GIVEN INSTRUCTION
Reproduce the entire listing below verbatim, omitting the picture.

DATASET RECORDS
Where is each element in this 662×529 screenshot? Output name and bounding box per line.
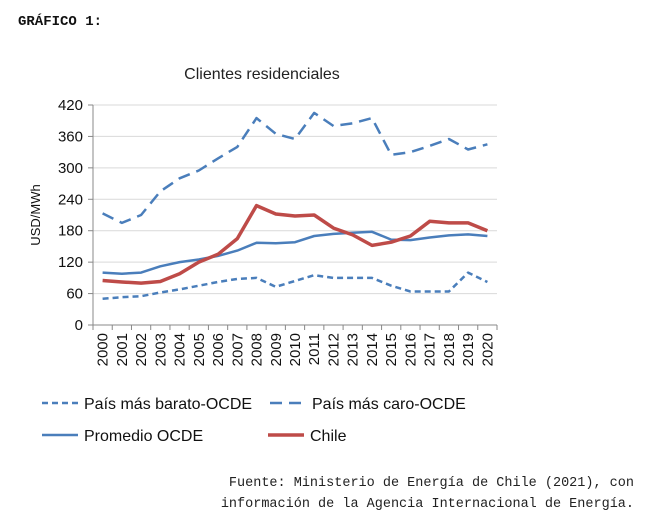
x-tick-2018: 2018 [441, 333, 458, 366]
x-tick-2009: 2009 [268, 333, 285, 366]
y-tick-420: 420 [58, 97, 83, 114]
figure-heading: GRÁFICO 1: [18, 14, 103, 30]
source-note: Fuente: Ministerio de Energía de Chile (… [74, 473, 634, 515]
line-chart: Clientes residenciales 0 60 120 180 240 300 36… [28, 66, 498, 445]
axes [88, 104, 498, 330]
x-tick-labels: 2000 2001 2002 2003 2004 2005 2006 2007 2008 2009… [95, 333, 497, 366]
x-tick-2003: 2003 [152, 333, 169, 366]
x-tick-2004: 2004 [172, 333, 189, 366]
x-tick-2014: 2014 [364, 333, 381, 366]
legend-label-0: País más barato-OCDE [84, 396, 252, 413]
series-line-3 [102, 203, 489, 285]
x-tick-2008: 2008 [249, 333, 266, 366]
x-tick-2007: 2007 [229, 333, 246, 366]
source-line-1: Fuente: Ministerio de Energía de Chile (… [228, 476, 634, 491]
x-tick-2010: 2010 [287, 333, 304, 366]
gridlines [93, 104, 497, 295]
legend-label-3: Chile [310, 428, 347, 445]
x-tick-2001: 2001 [114, 333, 131, 366]
x-tick-2016: 2016 [402, 333, 419, 366]
x-tick-2000: 2000 [95, 333, 112, 366]
y-tick-labels: 0 60 120 180 240 300 360 420 [58, 97, 83, 334]
source-line-2: información de la Agencia Internacional … [220, 497, 634, 512]
x-tick-2013: 2013 [345, 333, 362, 366]
x-tick-2015: 2015 [383, 333, 400, 366]
x-tick-2017: 2017 [422, 333, 439, 366]
x-tick-2006: 2006 [210, 333, 227, 366]
series-line-0 [102, 271, 488, 301]
y-tick-300: 300 [58, 160, 83, 177]
y-tick-120: 120 [58, 254, 83, 271]
series-lines [102, 111, 489, 301]
y-tick-60: 60 [66, 286, 83, 303]
legend: País más barato-OCDE País más caro-OCDE Pr… [42, 396, 466, 445]
x-tick-2002: 2002 [133, 333, 150, 366]
y-tick-360: 360 [58, 128, 83, 145]
series-line-2 [102, 230, 488, 275]
y-tick-0: 0 [75, 317, 83, 334]
chart-title: Clientes residenciales [184, 66, 340, 83]
x-tick-2020: 2020 [479, 333, 496, 366]
legend-label-1: País más caro-OCDE [312, 396, 466, 413]
x-tick-2005: 2005 [191, 333, 208, 366]
x-tick-2011: 2011 [306, 333, 323, 365]
series-line-1 [102, 111, 488, 225]
legend-label-2: Promedio OCDE [84, 428, 203, 445]
x-tick-2012: 2012 [325, 333, 342, 366]
y-tick-180: 180 [58, 223, 83, 240]
x-tick-2019: 2019 [460, 333, 477, 366]
y-axis-label: USD/MWh [28, 184, 43, 245]
y-tick-240: 240 [58, 191, 83, 208]
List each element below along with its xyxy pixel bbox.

ANSWER FOR THE TASK
Where is each element in this 662×529 screenshot? Output name and bounding box per line.
x-tick-2018: 2018 [441, 333, 458, 366]
x-tick-2009: 2009 [268, 333, 285, 366]
y-tick-420: 420 [58, 97, 83, 114]
figure-heading: GRÁFICO 1: [18, 14, 103, 30]
source-note: Fuente: Ministerio de Energía de Chile (… [74, 473, 634, 515]
line-chart: Clientes residenciales 0 60 120 180 240 300 36… [28, 66, 498, 445]
axes [88, 104, 498, 330]
x-tick-labels: 2000 2001 2002 2003 2004 2005 2006 2007 2008 2009… [95, 333, 497, 366]
x-tick-2003: 2003 [152, 333, 169, 366]
x-tick-2004: 2004 [172, 333, 189, 366]
x-tick-2014: 2014 [364, 333, 381, 366]
legend-label-0: País más barato-OCDE [84, 396, 252, 413]
series-line-3 [102, 203, 489, 285]
x-tick-2008: 2008 [249, 333, 266, 366]
x-tick-2007: 2007 [229, 333, 246, 366]
source-line-1: Fuente: Ministerio de Energía de Chile (… [228, 476, 634, 491]
x-tick-2010: 2010 [287, 333, 304, 366]
gridlines [93, 104, 497, 295]
legend-label-3: Chile [310, 428, 347, 445]
x-tick-2001: 2001 [114, 333, 131, 366]
x-tick-2016: 2016 [402, 333, 419, 366]
x-tick-2000: 2000 [95, 333, 112, 366]
y-tick-labels: 0 60 120 180 240 300 360 420 [58, 97, 83, 334]
source-line-2: información de la Agencia Internacional … [220, 497, 634, 512]
x-tick-2013: 2013 [345, 333, 362, 366]
x-tick-2015: 2015 [383, 333, 400, 366]
x-tick-2017: 2017 [422, 333, 439, 366]
x-tick-2006: 2006 [210, 333, 227, 366]
series-line-0 [102, 271, 488, 301]
y-tick-300: 300 [58, 160, 83, 177]
y-tick-120: 120 [58, 254, 83, 271]
series-lines [102, 111, 489, 301]
y-tick-60: 60 [66, 286, 83, 303]
legend: País más barato-OCDE País más caro-OCDE Pr… [42, 396, 466, 445]
x-tick-2002: 2002 [133, 333, 150, 366]
y-tick-360: 360 [58, 128, 83, 145]
series-line-2 [102, 230, 488, 275]
y-tick-0: 0 [75, 317, 83, 334]
chart-title: Clientes residenciales [184, 66, 340, 83]
x-tick-2020: 2020 [479, 333, 496, 366]
legend-label-1: País más caro-OCDE [312, 396, 466, 413]
x-tick-2005: 2005 [191, 333, 208, 366]
x-tick-2011: 2011 [306, 333, 323, 365]
series-line-1 [102, 111, 488, 225]
legend-label-2: Promedio OCDE [84, 428, 203, 445]
x-tick-2012: 2012 [325, 333, 342, 366]
y-tick-180: 180 [58, 223, 83, 240]
x-tick-2019: 2019 [460, 333, 477, 366]
y-axis-label: USD/MWh [28, 184, 43, 245]
y-tick-240: 240 [58, 191, 83, 208]
List each element below along with its xyxy pixel bbox.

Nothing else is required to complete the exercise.